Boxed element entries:
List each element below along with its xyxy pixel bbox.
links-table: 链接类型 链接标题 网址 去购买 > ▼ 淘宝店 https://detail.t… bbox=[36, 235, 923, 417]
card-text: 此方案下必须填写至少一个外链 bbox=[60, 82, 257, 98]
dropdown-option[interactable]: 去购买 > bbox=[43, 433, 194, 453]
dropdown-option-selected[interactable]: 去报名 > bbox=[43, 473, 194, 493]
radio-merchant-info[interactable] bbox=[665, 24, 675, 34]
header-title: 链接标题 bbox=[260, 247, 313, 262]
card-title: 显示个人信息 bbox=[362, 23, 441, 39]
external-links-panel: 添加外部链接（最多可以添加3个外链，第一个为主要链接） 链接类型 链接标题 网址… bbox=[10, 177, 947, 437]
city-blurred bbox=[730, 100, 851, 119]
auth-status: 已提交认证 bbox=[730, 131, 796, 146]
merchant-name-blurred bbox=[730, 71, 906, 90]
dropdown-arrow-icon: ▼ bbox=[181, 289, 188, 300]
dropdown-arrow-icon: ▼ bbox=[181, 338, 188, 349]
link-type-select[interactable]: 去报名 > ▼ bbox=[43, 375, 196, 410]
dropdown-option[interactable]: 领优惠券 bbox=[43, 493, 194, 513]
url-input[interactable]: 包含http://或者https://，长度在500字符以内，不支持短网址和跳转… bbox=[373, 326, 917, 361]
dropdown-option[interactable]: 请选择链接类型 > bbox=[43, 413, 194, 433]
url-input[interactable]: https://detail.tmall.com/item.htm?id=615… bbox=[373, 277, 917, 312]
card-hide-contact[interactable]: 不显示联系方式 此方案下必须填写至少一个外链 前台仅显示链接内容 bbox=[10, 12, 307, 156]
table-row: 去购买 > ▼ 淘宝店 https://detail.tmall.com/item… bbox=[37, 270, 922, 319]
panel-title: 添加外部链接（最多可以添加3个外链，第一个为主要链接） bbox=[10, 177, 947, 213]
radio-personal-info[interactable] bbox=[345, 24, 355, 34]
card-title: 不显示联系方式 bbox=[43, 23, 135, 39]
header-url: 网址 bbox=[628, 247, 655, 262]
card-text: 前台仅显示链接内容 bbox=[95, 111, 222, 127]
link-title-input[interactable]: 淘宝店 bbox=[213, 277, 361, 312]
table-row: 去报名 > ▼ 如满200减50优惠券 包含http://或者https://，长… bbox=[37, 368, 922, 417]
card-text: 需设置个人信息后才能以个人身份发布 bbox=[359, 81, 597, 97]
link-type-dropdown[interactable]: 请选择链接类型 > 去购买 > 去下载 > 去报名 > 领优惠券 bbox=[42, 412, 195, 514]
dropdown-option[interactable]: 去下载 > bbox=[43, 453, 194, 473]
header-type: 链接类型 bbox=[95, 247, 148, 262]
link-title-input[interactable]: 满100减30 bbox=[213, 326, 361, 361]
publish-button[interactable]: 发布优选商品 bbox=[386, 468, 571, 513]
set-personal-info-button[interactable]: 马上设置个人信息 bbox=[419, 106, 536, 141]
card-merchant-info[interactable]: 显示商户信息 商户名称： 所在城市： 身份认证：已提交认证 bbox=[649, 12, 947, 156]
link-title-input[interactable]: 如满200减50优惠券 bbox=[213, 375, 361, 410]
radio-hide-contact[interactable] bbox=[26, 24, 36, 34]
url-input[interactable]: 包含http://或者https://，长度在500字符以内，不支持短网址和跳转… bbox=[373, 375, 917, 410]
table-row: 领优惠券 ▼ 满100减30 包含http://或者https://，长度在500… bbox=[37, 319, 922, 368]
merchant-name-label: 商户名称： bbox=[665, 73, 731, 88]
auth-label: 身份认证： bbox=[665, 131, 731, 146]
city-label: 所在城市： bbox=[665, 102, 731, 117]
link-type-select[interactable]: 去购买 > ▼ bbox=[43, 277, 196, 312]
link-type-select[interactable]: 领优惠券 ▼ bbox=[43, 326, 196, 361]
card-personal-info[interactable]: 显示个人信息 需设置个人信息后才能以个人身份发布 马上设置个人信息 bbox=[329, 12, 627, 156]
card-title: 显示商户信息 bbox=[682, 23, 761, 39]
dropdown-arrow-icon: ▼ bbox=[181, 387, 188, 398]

§ EXERCISE INSTRUCTIONS: Reproduce word for word the lines of the records from the very first one through the line containing "card-text: 前台仅显示链接内容 bbox=[95, 111, 222, 127]", including both of those lines.

§ REPLY TO THE EXERCISE:
List each element below along with its xyxy pixel bbox.
links-table: 链接类型 链接标题 网址 去购买 > ▼ 淘宝店 https://detail.t… bbox=[36, 235, 923, 417]
card-text: 此方案下必须填写至少一个外链 bbox=[60, 82, 257, 98]
dropdown-option[interactable]: 去购买 > bbox=[43, 433, 194, 453]
dropdown-option-selected[interactable]: 去报名 > bbox=[43, 473, 194, 493]
radio-merchant-info[interactable] bbox=[665, 24, 675, 34]
header-title: 链接标题 bbox=[260, 247, 313, 262]
card-title: 显示个人信息 bbox=[362, 23, 441, 39]
external-links-panel: 添加外部链接（最多可以添加3个外链，第一个为主要链接） 链接类型 链接标题 网址… bbox=[10, 177, 947, 437]
city-blurred bbox=[730, 100, 851, 119]
auth-status: 已提交认证 bbox=[730, 131, 796, 146]
merchant-name-blurred bbox=[730, 71, 906, 90]
dropdown-arrow-icon: ▼ bbox=[181, 289, 188, 300]
dropdown-arrow-icon: ▼ bbox=[181, 338, 188, 349]
link-type-select[interactable]: 去报名 > ▼ bbox=[43, 375, 196, 410]
dropdown-option[interactable]: 领优惠券 bbox=[43, 493, 194, 513]
url-input[interactable]: 包含http://或者https://，长度在500字符以内，不支持短网址和跳转… bbox=[373, 326, 917, 361]
dropdown-option[interactable]: 请选择链接类型 > bbox=[43, 413, 194, 433]
url-input[interactable]: https://detail.tmall.com/item.htm?id=615… bbox=[373, 277, 917, 312]
card-hide-contact[interactable]: 不显示联系方式 此方案下必须填写至少一个外链 前台仅显示链接内容 bbox=[10, 12, 307, 156]
table-row: 去购买 > ▼ 淘宝店 https://detail.tmall.com/item… bbox=[37, 270, 922, 319]
panel-title: 添加外部链接（最多可以添加3个外链，第一个为主要链接） bbox=[10, 177, 947, 213]
radio-personal-info[interactable] bbox=[345, 24, 355, 34]
card-title: 不显示联系方式 bbox=[43, 23, 135, 39]
header-url: 网址 bbox=[628, 247, 655, 262]
card-text: 前台仅显示链接内容 bbox=[95, 111, 222, 127]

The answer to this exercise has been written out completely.